_SET EXERCISE 1_
According to the passage on Arthur Frothingham below, what made it possible for him to study languages in Rome? Answer in one to three sentences.

_SOURCE PASSAGE_
++++++++++

Arthur Frothingham

From Wikipedia, the free encyclopedia
Jump to: navigation, search

Arthur Lincoln Frothingham, Jr., Ph. D. (1859 – July 1923) was an early professor of art history at Princeton University and an archaeologist.

Biography[edit]

Frothingham was born in Boston, Massachusetts, and came from a wealthy family background, which allowed him to study languages at the Catholic Seminary of San Apollinare in Rome and the Royal University of Rome between 1868 and 1881. In 1882, he began teaching Semitic languages at Johns Hopkins University. He completed his doctorate in Germany, at the University of Leipzig in 1883, and he married Helen Bulkley Post. In 1884, he was secretary of the newly founded Archaeological Institute of America, and in 1885, with Princeton professor Allan Marquand, he co-founded the American Journal of Archaeology, the journal of the Institute, and became the first editor. He remained editor of the Journal until 1896.

Frothingham lectured at Princeton when it was still known as the College of New Jersey (1885). In 1886, he became a professor there, teaching art history and archaeology, although it is rumored that he took no salary at first. Among his courses were offerings in renaissance art history, among the first post-classical art courses taught at the College. Together with Allan Marquand, Frothingham worked to rewrite Moritz Carrière's Bilder Atlas as a fourth volume of the Iconographic Encyclopedia (1887). About 1890, Frothingham and Marquand began to have major difficulties working together, perhaps stemming from the overlap in their areas of expertise and teaching. Frothingham taught his renaissance course (which was largely medieval monuments) for the last time in 1892-93.

++++++++++

_SET EXERCISE 2_
From the rows below, extract the stretch from the first row through the row that contains "point-2014 <box>1209 281 1221 293</box>", both ends included. Copy each line verbatim.

_MATERIAL SHOWN_
++++++++++

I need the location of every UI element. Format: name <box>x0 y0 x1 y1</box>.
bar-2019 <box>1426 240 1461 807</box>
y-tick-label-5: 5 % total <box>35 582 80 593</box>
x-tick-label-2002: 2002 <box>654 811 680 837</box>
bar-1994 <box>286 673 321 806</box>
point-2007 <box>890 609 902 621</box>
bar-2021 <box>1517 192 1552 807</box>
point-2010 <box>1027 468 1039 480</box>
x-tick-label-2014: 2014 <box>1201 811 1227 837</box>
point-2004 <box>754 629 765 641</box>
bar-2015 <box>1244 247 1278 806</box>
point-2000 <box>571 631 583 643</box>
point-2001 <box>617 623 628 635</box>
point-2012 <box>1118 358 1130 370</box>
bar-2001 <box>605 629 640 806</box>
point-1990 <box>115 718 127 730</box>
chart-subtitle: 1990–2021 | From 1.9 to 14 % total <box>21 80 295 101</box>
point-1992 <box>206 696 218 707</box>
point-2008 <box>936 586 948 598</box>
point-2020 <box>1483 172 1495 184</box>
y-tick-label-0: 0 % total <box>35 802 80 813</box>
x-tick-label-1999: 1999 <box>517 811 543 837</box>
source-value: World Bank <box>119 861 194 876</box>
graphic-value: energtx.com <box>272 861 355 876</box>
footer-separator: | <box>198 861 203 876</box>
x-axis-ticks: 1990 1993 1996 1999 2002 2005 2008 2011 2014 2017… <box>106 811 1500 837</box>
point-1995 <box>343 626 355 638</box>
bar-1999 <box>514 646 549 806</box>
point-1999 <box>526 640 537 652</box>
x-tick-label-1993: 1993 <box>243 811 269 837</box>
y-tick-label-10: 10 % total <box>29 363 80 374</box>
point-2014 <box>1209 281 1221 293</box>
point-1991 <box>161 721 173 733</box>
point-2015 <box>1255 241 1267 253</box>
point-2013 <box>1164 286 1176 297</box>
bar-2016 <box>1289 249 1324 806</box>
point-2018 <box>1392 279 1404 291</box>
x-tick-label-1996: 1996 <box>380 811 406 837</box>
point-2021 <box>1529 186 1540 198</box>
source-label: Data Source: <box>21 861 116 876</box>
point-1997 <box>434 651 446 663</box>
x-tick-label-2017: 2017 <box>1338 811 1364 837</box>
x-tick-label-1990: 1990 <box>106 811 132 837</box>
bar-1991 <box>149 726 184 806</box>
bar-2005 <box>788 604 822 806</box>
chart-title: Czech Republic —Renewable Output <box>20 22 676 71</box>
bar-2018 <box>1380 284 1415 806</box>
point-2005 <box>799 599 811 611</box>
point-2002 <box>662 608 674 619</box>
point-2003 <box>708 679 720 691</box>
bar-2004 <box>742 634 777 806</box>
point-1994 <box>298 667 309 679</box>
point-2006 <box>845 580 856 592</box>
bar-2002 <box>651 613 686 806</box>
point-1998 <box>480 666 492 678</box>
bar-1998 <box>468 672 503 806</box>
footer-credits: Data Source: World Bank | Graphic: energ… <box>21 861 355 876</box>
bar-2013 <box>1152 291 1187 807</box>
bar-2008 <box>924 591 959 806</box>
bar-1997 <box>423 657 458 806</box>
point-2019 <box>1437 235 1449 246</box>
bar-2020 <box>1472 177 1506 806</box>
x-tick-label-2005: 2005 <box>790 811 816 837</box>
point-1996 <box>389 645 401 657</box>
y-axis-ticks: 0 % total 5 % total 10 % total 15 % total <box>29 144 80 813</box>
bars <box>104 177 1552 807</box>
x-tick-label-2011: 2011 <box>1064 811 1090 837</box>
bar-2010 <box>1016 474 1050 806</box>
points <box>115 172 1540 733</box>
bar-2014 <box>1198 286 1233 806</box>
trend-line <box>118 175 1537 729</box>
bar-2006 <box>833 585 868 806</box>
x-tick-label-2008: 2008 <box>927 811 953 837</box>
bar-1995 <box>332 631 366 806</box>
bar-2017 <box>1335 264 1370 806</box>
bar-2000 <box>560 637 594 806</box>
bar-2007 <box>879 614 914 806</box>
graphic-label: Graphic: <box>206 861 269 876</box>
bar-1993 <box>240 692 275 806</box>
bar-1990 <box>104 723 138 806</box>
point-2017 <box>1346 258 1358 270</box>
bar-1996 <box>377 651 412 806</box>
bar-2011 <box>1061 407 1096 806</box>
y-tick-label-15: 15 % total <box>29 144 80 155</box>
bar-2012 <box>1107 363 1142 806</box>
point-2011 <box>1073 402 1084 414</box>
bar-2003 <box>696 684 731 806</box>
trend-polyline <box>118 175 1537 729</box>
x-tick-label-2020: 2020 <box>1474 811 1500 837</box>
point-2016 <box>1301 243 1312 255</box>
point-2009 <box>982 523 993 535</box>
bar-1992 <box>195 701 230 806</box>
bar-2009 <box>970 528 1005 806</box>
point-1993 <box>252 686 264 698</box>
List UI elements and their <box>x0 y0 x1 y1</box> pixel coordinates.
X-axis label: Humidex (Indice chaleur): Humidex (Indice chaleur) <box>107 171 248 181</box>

++++++++++

_WRITTEN ANSWER 1_
Frothingham came from a wealthy family background. That allowed him to study languages at the Catholic Seminary of San Apollinare in Rome and the Royal University of Rome between 1868 and 1881.

_WRITTEN ANSWER 2_
I need the location of every UI element. Format: name <box>x0 y0 x1 y1</box>.
bar-2019 <box>1426 240 1461 807</box>
y-tick-label-5: 5 % total <box>35 582 80 593</box>
x-tick-label-2002: 2002 <box>654 811 680 837</box>
bar-1994 <box>286 673 321 806</box>
point-2007 <box>890 609 902 621</box>
bar-2021 <box>1517 192 1552 807</box>
point-2010 <box>1027 468 1039 480</box>
x-tick-label-2014: 2014 <box>1201 811 1227 837</box>
point-2004 <box>754 629 765 641</box>
bar-2015 <box>1244 247 1278 806</box>
point-2000 <box>571 631 583 643</box>
point-2001 <box>617 623 628 635</box>
point-2012 <box>1118 358 1130 370</box>
bar-2001 <box>605 629 640 806</box>
point-1990 <box>115 718 127 730</box>
chart-subtitle: 1990–2021 | From 1.9 to 14 % total <box>21 80 295 101</box>
point-1992 <box>206 696 218 707</box>
point-2008 <box>936 586 948 598</box>
point-2020 <box>1483 172 1495 184</box>
y-tick-label-0: 0 % total <box>35 802 80 813</box>
x-tick-label-1999: 1999 <box>517 811 543 837</box>
source-value: World Bank <box>119 861 194 876</box>
graphic-value: energtx.com <box>272 861 355 876</box>
footer-separator: | <box>198 861 203 876</box>
x-axis-ticks: 1990 1993 1996 1999 2002 2005 2008 2011 2014 2017… <box>106 811 1500 837</box>
point-1995 <box>343 626 355 638</box>
bar-1999 <box>514 646 549 806</box>
point-1999 <box>526 640 537 652</box>
x-tick-label-1993: 1993 <box>243 811 269 837</box>
y-tick-label-10: 10 % total <box>29 363 80 374</box>
point-2014 <box>1209 281 1221 293</box>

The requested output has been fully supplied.